TASK BRIEF ▸ In the listing below, count the lines with "color" and report only the figure.

======

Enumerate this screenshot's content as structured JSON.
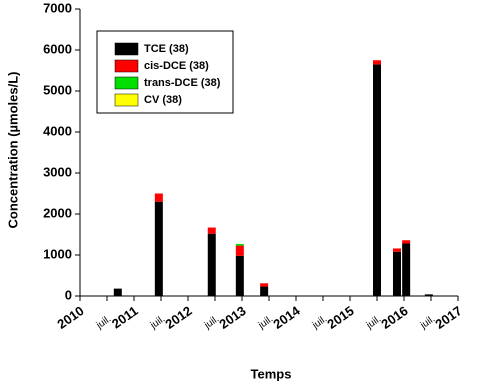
{
  "chart_data": {
    "type": "bar",
    "stacked": true,
    "y_label": "Concentration (µmoles/L)",
    "x_label": "Temps",
    "x": [
      2010.7,
      2011.46,
      2012.44,
      2012.96,
      2013.41,
      2015.5,
      2015.87,
      2016.04,
      2016.46
    ],
    "series": [
      {
        "name": "TCE (38)",
        "color": "#000000",
        "values": [
          180,
          2300,
          1520,
          980,
          230,
          5650,
          1080,
          1280,
          40
        ]
      },
      {
        "name": "cis-DCE (38)",
        "color": "#ff0000",
        "values": [
          0,
          200,
          150,
          250,
          80,
          100,
          80,
          80,
          0
        ]
      },
      {
        "name": "trans-DCE (38)",
        "color": "#00dd00",
        "values": [
          0,
          0,
          0,
          40,
          0,
          0,
          0,
          0,
          0
        ]
      },
      {
        "name": "CV (38)",
        "color": "#ffff00",
        "values": [
          0,
          0,
          0,
          0,
          0,
          0,
          0,
          0,
          0
        ]
      }
    ],
    "xlim": [
      2010,
      2017
    ],
    "xticks": [
      2010,
      {
        "value": 2010.5,
        "label": "juil."
      },
      2011,
      {
        "value": 2011.5,
        "label": "juil."
      },
      2012,
      {
        "value": 2012.5,
        "label": "juil."
      },
      2013,
      {
        "value": 2013.5,
        "label": "juil."
      },
      2014,
      {
        "value": 2014.5,
        "label": "juil."
      },
      2015,
      {
        "value": 2015.5,
        "label": "juil."
      },
      2016,
      {
        "value": 2016.5,
        "label": "juil."
      },
      2017
    ],
    "ylim": [
      0,
      7000
    ],
    "yticks": [
      0,
      1000,
      2000,
      3000,
      4000,
      5000,
      6000,
      7000
    ],
    "legend": "upper-left"
  }
}
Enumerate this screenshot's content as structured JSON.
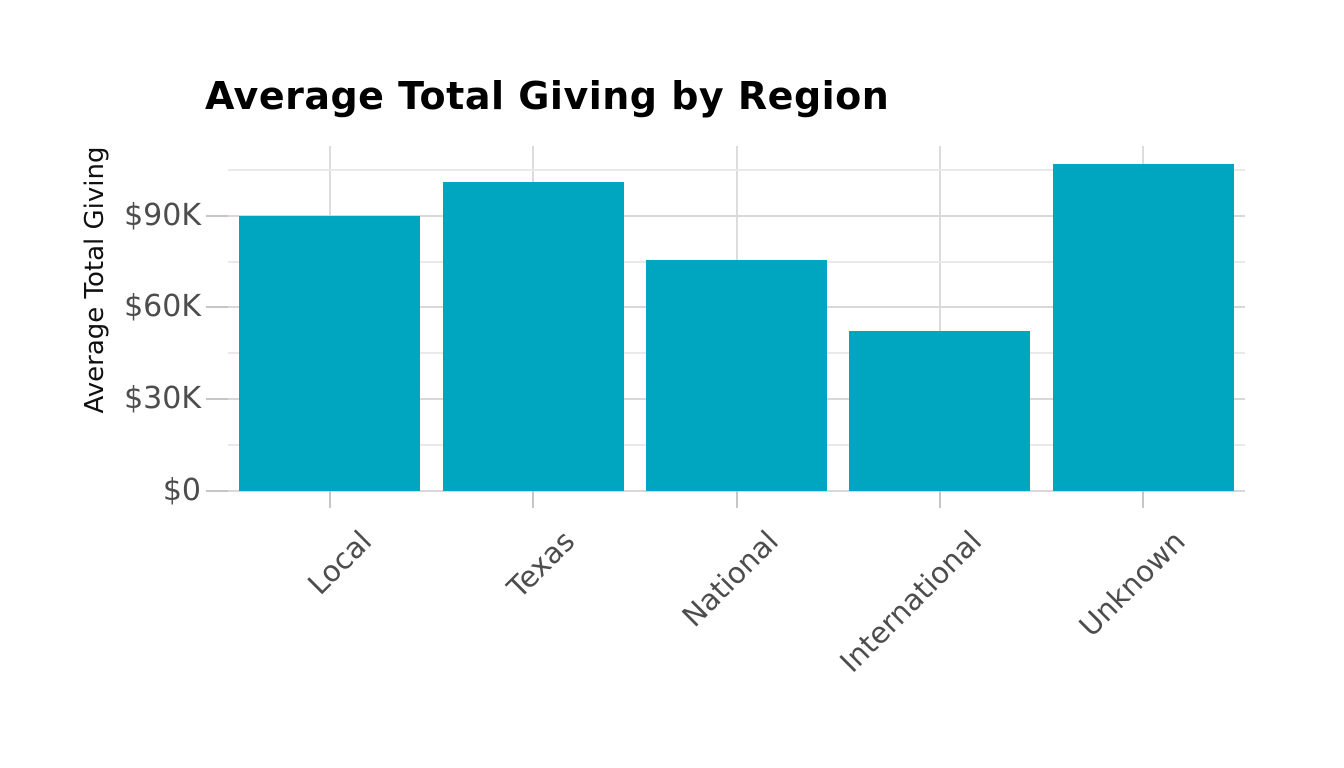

======

RESULT OF THE EXERCISE ▸ 4